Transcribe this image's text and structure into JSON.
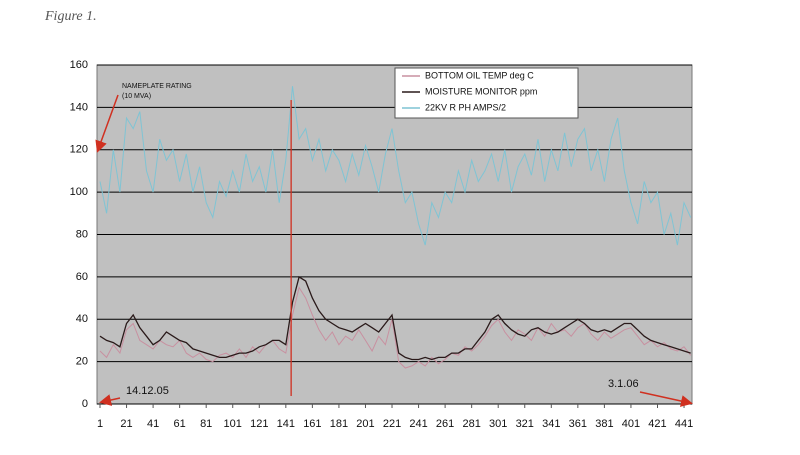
{
  "figure_label": "Figure 1.",
  "chart_data": {
    "type": "line",
    "annotations": [
      "NAMEPLATE RATING",
      "(10 MVA)",
      "14.12.05",
      "3.1.06"
    ],
    "vline_x": 145,
    "x": [
      1,
      6,
      11,
      16,
      21,
      26,
      31,
      36,
      41,
      46,
      51,
      56,
      61,
      66,
      71,
      76,
      81,
      86,
      91,
      96,
      101,
      106,
      111,
      116,
      121,
      126,
      131,
      136,
      141,
      146,
      151,
      156,
      161,
      166,
      171,
      176,
      181,
      186,
      191,
      196,
      201,
      206,
      211,
      216,
      221,
      226,
      231,
      236,
      241,
      246,
      251,
      256,
      261,
      266,
      271,
      276,
      281,
      286,
      291,
      296,
      301,
      306,
      311,
      316,
      321,
      326,
      331,
      336,
      341,
      346,
      351,
      356,
      361,
      366,
      371,
      376,
      381,
      386,
      391,
      396,
      401,
      406,
      411,
      416,
      421,
      426,
      431,
      436,
      441,
      446
    ],
    "series": [
      {
        "name": "BOTTOM OIL TEMP deg C",
        "color": "#c890a0",
        "values": [
          25,
          22,
          28,
          24,
          35,
          38,
          30,
          28,
          26,
          30,
          28,
          27,
          30,
          24,
          22,
          24,
          21,
          20,
          23,
          24,
          22,
          26,
          22,
          27,
          24,
          28,
          30,
          26,
          24,
          42,
          55,
          50,
          42,
          35,
          30,
          34,
          28,
          32,
          30,
          35,
          30,
          25,
          32,
          28,
          40,
          20,
          17,
          18,
          20,
          18,
          22,
          19,
          21,
          24,
          23,
          27,
          25,
          28,
          32,
          37,
          40,
          34,
          30,
          35,
          33,
          30,
          36,
          32,
          38,
          34,
          35,
          32,
          36,
          38,
          33,
          30,
          34,
          31,
          33,
          35,
          36,
          32,
          28,
          30,
          27,
          29,
          26,
          25,
          27,
          23
        ]
      },
      {
        "name": "MOISTURE MONITOR ppm",
        "color": "#2a1a1a",
        "values": [
          32,
          30,
          29,
          27,
          38,
          42,
          36,
          32,
          28,
          30,
          34,
          32,
          30,
          29,
          26,
          25,
          24,
          23,
          22,
          22,
          23,
          24,
          24,
          25,
          27,
          28,
          30,
          30,
          28,
          48,
          60,
          58,
          50,
          44,
          40,
          38,
          36,
          35,
          34,
          36,
          38,
          36,
          34,
          38,
          42,
          24,
          22,
          21,
          21,
          22,
          21,
          22,
          22,
          24,
          24,
          26,
          26,
          30,
          34,
          40,
          42,
          38,
          35,
          33,
          32,
          35,
          36,
          34,
          33,
          34,
          36,
          38,
          40,
          38,
          35,
          34,
          35,
          34,
          36,
          38,
          38,
          35,
          32,
          30,
          29,
          28,
          27,
          26,
          25,
          24
        ]
      },
      {
        "name": "22KV R PH AMPS/2",
        "color": "#7fc4d4",
        "values": [
          105,
          90,
          120,
          100,
          135,
          130,
          138,
          110,
          100,
          125,
          115,
          120,
          105,
          118,
          100,
          112,
          95,
          88,
          105,
          98,
          110,
          100,
          118,
          105,
          112,
          100,
          120,
          95,
          115,
          150,
          125,
          130,
          115,
          125,
          110,
          120,
          115,
          105,
          118,
          108,
          122,
          112,
          100,
          118,
          130,
          110,
          95,
          100,
          85,
          75,
          95,
          88,
          100,
          95,
          110,
          100,
          115,
          105,
          110,
          118,
          105,
          120,
          100,
          112,
          118,
          108,
          125,
          105,
          120,
          110,
          128,
          112,
          125,
          130,
          110,
          120,
          105,
          125,
          135,
          110,
          95,
          85,
          105,
          95,
          100,
          80,
          90,
          75,
          95,
          88
        ]
      }
    ],
    "xlim": [
      1,
      447
    ],
    "ylim": [
      0,
      160
    ],
    "xticks": [
      1,
      21,
      41,
      61,
      81,
      101,
      121,
      141,
      161,
      181,
      201,
      221,
      241,
      261,
      281,
      301,
      321,
      341,
      361,
      381,
      401,
      421,
      441
    ],
    "yticks": [
      0,
      20,
      40,
      60,
      80,
      100,
      120,
      140,
      160
    ],
    "grid": true,
    "plot_background": "#c0c0c0"
  }
}
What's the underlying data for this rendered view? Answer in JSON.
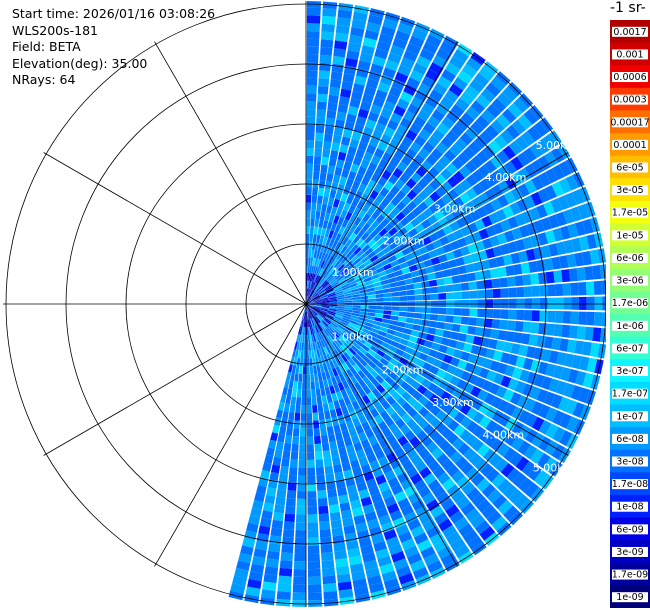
{
  "header": {
    "start_time": "Start time: 2026/01/16 03:08:26",
    "instrument": "WLS200s-181",
    "field": "Field: BETA",
    "elevation": "Elevation(deg): 35.00",
    "nrays": "NRays: 64"
  },
  "units_label": "-1 sr-",
  "colors": {
    "background": "#ffffff",
    "grid": "#000000",
    "gap": "#ffffff",
    "range_label": "#ffffff"
  },
  "chart_data": {
    "type": "heatmap",
    "projection": "polar-ppi",
    "field": "BETA",
    "nrays": 64,
    "azimuth_sector_deg": [
      0,
      195
    ],
    "range_rings_km": [
      1,
      2,
      3,
      4,
      5
    ],
    "range_ring_labels": [
      "1.00km",
      "2.00km",
      "3.00km",
      "4.00km",
      "5.00km"
    ],
    "max_range_km": 5.05,
    "spokes_deg": [
      0,
      30,
      60,
      90,
      120,
      150,
      180,
      210,
      240,
      270,
      300,
      330
    ],
    "typical_value_range": [
      "1e-08",
      "6e-08"
    ],
    "colorbar": {
      "labels": [
        "0.0017",
        "0.001",
        "0.0006",
        "0.0003",
        "0.00017",
        "0.0001",
        "6e-05",
        "3e-05",
        "1.7e-05",
        "1e-05",
        "6e-06",
        "3e-06",
        "1.7e-06",
        "1e-06",
        "6e-07",
        "3e-07",
        "1.7e-07",
        "1e-07",
        "6e-08",
        "3e-08",
        "1.7e-08",
        "1e-08",
        "6e-09",
        "3e-09",
        "1.7e-09",
        "1e-09"
      ],
      "colors": [
        "#b20000",
        "#d10000",
        "#f00000",
        "#ff3a00",
        "#ff6e00",
        "#ff9a00",
        "#ffbe00",
        "#ffe000",
        "#f4ff10",
        "#d2ff33",
        "#b1ff55",
        "#92ff74",
        "#74ff92",
        "#55ffb1",
        "#33ffd2",
        "#10f4ff",
        "#00ddff",
        "#00beff",
        "#009aff",
        "#0072ff",
        "#0048ff",
        "#0020ff",
        "#0000e8",
        "#0000c4",
        "#00009c",
        "#00007a"
      ]
    }
  }
}
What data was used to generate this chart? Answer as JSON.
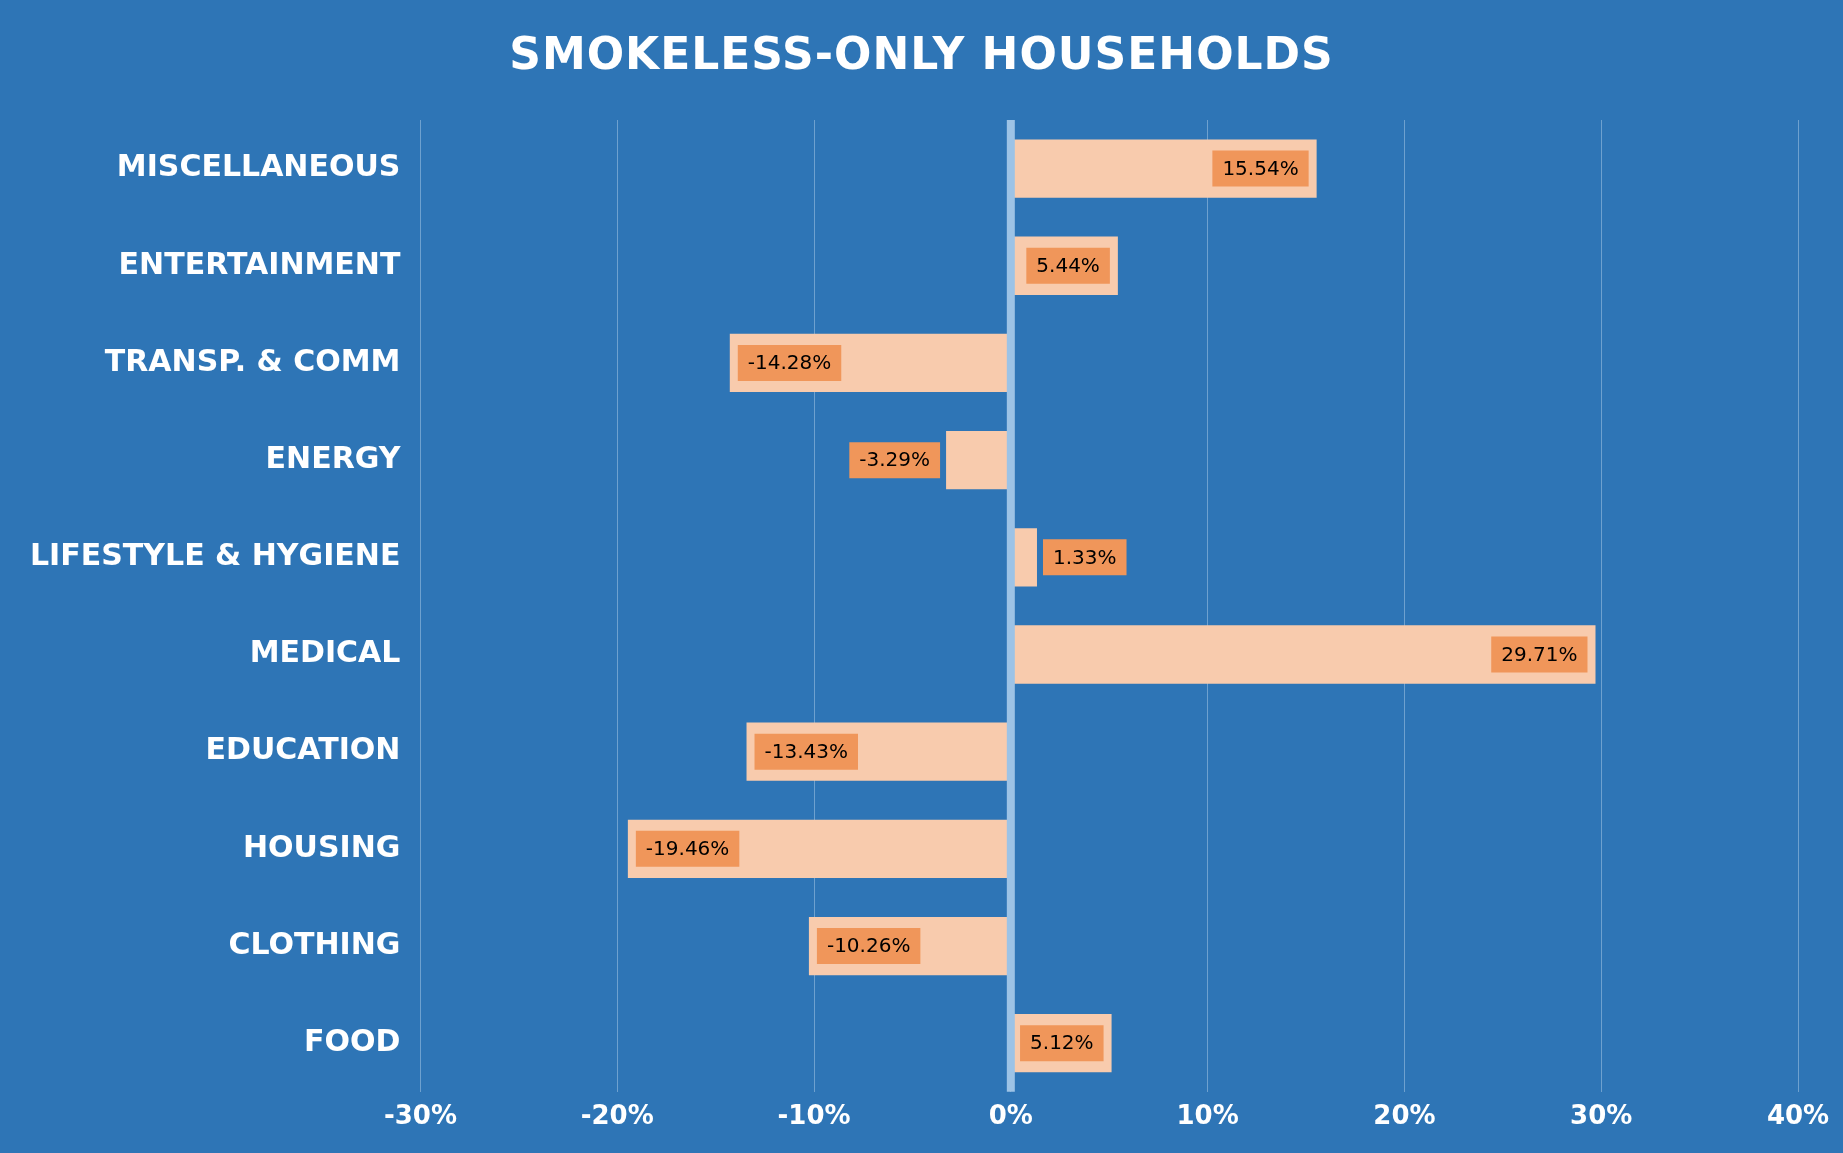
{
  "chart_data": {
    "type": "bar",
    "orientation": "horizontal",
    "title": "SMOKELESS-ONLY HOUSEHOLDS",
    "categories": [
      "MISCELLANEOUS",
      "ENTERTAINMENT",
      "TRANSP. & COMM",
      "ENERGY",
      "LIFESTYLE & HYGIENE",
      "MEDICAL",
      "EDUCATION",
      "HOUSING",
      "CLOTHING",
      "FOOD"
    ],
    "values": [
      15.54,
      5.44,
      -14.28,
      -3.29,
      1.33,
      29.71,
      -13.43,
      -19.46,
      -10.26,
      5.12
    ],
    "value_labels": [
      "15.54%",
      "5.44%",
      "-14.28%",
      "-3.29%",
      "1.33%",
      "29.71%",
      "-13.43%",
      "-19.46%",
      "-10.26%",
      "5.12%"
    ],
    "color": "#f8cbad",
    "xlim": [
      -30,
      40
    ],
    "xticks": [
      {
        "value": -30,
        "label": "-30%"
      },
      {
        "value": -20,
        "label": "-20%"
      },
      {
        "value": -10,
        "label": "-10%"
      },
      {
        "value": 0,
        "label": "0%"
      },
      {
        "value": 10,
        "label": "10%"
      },
      {
        "value": 20,
        "label": "20%"
      },
      {
        "value": 30,
        "label": "30%"
      },
      {
        "value": 40,
        "label": "40%"
      }
    ],
    "grid": "x",
    "ref_lines": [
      {
        "axis": "x",
        "value": 0,
        "color": "#9dc3e6"
      }
    ]
  }
}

> _Task directions_:
Copy each line of the records above that carries the word "this".

> _Solution below_:
Transcribe this image's text and structure into JSON.
What's the underlying data for this rendered view? Answer in JSON.
What data was used to generate this chart? Answer as JSON.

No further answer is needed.